**Goal**:
Count every line where "Rights" shows up, and give that number only.

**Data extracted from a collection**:

- - - - -

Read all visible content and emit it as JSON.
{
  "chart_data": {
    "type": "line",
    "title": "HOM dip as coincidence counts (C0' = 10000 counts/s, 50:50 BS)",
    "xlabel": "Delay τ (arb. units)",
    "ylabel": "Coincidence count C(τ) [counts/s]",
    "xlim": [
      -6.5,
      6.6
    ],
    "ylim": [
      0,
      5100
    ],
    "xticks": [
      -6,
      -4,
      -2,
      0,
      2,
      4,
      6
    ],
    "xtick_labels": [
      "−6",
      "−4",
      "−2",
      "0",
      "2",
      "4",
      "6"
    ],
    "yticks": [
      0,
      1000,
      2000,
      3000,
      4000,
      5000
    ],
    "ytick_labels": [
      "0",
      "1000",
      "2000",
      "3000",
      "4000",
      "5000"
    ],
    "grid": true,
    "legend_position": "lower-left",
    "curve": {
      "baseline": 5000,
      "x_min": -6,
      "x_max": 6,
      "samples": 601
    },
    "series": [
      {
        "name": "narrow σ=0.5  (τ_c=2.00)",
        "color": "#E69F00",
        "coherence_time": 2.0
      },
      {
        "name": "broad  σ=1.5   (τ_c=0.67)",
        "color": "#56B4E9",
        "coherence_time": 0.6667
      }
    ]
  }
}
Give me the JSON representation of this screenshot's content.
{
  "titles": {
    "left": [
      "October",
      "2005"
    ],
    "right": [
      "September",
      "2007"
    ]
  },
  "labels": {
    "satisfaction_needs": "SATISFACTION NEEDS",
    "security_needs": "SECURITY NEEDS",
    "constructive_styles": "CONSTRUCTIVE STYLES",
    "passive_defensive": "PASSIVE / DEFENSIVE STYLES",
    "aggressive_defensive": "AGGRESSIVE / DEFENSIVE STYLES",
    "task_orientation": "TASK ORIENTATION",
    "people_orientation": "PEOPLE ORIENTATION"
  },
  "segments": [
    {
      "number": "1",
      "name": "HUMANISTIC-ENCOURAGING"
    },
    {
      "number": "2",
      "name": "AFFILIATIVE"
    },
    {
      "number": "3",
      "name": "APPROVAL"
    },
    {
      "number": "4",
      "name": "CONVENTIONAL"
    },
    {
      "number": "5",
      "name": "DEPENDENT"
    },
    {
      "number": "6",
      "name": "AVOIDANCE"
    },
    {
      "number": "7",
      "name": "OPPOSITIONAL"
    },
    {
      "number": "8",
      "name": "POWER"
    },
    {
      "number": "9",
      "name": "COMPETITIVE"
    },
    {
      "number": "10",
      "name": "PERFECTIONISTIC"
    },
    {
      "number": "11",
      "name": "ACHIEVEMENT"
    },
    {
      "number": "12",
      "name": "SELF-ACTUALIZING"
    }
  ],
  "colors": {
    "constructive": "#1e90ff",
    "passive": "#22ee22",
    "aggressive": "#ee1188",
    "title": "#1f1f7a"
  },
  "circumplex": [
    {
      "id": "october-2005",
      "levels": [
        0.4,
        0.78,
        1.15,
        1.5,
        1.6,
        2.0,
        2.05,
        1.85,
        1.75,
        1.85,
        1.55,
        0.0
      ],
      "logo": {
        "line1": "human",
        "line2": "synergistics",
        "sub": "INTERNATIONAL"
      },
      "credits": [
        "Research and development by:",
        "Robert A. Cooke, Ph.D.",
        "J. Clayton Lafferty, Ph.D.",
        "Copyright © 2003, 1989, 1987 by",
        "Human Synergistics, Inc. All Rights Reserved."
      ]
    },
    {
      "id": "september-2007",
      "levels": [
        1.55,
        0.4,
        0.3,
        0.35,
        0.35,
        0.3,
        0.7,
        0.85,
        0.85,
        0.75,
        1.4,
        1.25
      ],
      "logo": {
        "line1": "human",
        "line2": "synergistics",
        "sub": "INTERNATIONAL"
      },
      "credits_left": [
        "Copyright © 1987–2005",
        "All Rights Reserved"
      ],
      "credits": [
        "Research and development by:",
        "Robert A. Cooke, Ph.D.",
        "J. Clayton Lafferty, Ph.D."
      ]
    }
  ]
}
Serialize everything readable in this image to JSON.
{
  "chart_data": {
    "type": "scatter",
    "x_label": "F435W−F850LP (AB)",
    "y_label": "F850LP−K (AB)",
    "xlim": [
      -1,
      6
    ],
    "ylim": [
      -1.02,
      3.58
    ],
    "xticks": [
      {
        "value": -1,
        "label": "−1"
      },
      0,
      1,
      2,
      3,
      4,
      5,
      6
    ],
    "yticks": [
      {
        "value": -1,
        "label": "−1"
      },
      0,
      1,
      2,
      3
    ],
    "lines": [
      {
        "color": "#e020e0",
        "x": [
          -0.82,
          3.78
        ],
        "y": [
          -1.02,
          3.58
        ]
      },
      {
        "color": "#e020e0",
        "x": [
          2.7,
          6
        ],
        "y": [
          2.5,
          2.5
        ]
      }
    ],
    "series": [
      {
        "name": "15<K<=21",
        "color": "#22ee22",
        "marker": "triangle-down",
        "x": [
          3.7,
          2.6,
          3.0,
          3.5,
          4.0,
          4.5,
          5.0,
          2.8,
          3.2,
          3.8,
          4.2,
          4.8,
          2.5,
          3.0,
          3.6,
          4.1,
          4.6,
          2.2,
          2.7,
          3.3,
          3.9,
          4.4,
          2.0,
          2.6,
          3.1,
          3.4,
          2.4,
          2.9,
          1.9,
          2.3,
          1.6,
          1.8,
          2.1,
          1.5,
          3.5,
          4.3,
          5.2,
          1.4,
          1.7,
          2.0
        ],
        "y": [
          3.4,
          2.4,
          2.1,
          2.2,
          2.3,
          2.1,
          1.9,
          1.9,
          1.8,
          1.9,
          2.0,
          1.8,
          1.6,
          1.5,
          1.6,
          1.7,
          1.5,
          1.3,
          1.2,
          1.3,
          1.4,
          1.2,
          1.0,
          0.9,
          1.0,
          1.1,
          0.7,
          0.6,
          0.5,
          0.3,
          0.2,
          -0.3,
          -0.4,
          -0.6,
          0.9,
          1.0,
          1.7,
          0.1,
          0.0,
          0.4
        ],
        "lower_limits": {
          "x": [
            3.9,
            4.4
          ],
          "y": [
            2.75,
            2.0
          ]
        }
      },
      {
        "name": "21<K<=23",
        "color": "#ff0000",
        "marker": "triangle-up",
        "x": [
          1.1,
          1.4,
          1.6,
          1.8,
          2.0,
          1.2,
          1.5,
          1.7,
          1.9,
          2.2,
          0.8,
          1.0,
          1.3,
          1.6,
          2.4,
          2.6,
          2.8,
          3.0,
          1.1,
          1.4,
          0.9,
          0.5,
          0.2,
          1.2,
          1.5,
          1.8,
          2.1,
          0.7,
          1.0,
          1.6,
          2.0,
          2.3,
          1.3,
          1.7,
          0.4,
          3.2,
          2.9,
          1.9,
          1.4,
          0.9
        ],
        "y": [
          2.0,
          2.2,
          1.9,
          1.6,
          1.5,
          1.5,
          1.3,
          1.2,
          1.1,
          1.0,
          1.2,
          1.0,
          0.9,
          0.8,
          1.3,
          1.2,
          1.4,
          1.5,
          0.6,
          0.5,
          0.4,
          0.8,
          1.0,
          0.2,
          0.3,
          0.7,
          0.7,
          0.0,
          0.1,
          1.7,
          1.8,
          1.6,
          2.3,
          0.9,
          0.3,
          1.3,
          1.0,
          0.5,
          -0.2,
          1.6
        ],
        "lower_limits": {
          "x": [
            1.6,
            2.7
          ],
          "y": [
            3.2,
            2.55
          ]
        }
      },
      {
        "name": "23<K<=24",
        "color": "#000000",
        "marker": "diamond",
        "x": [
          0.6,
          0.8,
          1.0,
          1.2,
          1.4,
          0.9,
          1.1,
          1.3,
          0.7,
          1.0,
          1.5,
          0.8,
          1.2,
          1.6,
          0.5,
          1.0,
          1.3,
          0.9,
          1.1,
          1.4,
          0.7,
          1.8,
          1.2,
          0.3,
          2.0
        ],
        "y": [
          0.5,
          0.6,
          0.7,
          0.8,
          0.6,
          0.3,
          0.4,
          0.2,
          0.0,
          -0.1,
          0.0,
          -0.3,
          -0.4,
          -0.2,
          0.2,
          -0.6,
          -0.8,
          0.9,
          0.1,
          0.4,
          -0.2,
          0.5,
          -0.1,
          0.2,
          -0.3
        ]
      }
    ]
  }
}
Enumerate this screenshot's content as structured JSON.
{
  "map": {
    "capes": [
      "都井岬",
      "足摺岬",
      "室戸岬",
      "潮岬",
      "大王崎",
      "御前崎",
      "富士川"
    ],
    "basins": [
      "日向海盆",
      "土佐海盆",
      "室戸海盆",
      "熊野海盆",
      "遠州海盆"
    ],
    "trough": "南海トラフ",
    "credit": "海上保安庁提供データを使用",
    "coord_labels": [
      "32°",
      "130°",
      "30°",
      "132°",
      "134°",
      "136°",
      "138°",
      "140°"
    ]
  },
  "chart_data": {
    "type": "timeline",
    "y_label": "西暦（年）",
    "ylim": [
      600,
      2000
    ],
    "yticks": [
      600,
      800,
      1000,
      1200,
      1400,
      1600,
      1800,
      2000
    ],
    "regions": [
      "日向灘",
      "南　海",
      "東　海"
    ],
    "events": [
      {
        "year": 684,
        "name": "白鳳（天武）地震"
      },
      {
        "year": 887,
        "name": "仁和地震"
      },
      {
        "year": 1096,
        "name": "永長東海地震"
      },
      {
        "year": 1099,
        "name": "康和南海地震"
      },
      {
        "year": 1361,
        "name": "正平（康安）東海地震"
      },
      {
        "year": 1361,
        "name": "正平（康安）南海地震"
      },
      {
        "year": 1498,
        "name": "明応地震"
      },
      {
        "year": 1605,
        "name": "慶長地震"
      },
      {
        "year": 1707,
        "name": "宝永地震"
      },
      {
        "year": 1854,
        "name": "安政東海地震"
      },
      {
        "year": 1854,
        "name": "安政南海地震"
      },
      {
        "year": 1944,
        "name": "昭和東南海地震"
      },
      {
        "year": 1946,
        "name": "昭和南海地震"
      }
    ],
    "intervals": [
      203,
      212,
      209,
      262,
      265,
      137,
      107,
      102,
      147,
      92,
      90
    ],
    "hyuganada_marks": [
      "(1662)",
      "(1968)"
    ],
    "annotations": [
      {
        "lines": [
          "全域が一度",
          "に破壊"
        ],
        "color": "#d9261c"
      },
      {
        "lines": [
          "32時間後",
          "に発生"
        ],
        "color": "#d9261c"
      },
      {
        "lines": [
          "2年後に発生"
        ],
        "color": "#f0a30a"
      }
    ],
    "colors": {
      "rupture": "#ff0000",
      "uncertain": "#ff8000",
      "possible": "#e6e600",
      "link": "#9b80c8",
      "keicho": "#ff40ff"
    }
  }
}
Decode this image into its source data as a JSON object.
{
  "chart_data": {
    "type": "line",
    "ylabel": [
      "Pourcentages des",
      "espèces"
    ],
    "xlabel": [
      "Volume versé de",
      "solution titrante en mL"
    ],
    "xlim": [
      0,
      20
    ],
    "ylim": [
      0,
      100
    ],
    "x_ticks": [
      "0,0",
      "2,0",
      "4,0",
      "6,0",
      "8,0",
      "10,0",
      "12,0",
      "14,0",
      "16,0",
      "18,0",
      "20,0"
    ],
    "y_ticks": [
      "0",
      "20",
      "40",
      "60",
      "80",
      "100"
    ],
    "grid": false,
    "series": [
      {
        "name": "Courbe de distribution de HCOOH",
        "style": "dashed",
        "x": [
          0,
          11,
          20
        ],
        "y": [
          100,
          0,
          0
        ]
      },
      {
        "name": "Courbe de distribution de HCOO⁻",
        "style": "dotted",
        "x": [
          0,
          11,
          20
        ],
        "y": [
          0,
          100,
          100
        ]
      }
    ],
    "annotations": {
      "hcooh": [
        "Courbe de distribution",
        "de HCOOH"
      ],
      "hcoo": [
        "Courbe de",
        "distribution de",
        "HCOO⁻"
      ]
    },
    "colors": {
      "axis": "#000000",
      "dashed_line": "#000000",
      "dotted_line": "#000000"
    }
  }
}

- - - - -

**Written solution**:
2